#### [What is required]
Images excluded, repeat each entry below exactly.

╭──

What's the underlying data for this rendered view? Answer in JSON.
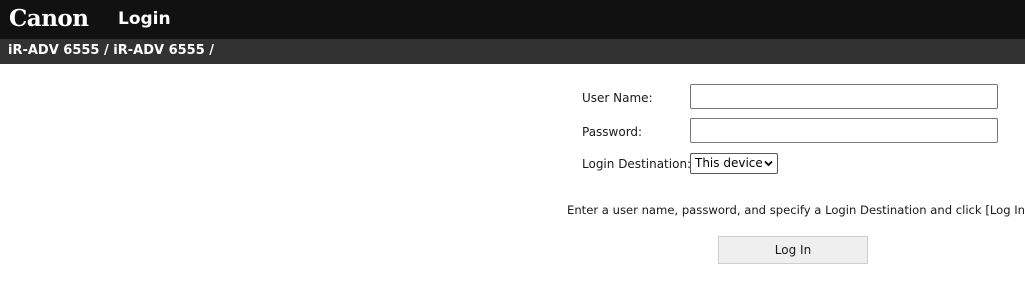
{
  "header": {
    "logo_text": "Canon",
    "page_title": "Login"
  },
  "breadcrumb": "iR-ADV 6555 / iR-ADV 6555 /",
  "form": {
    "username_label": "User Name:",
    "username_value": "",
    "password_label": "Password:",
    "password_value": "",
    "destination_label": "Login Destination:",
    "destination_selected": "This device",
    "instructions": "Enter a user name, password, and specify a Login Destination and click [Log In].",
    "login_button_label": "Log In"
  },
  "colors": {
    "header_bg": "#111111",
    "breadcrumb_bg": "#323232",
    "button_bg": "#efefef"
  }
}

╰──

#### [Solved problem]
What's the underlying data for this rendered view? Answer in JSON.
{
  "header": {
    "logo_text": "Canon",
    "page_title": "Login"
  },
  "breadcrumb": "iR-ADV 6555 / iR-ADV 6555 /",
  "form": {
    "username_label": "User Name:",
    "username_value": "",
    "password_label": "Password:",
    "password_value": "",
    "destination_label": "Login Destination:",
    "destination_selected": "This device",
    "instructions": "Enter a user name, password, and specify a Login Destination and click [Log In].",
    "login_button_label": "Log In"
  },
  "colors": {
    "header_bg": "#111111",
    "breadcrumb_bg": "#323232",
    "button_bg": "#efefef"
  }
}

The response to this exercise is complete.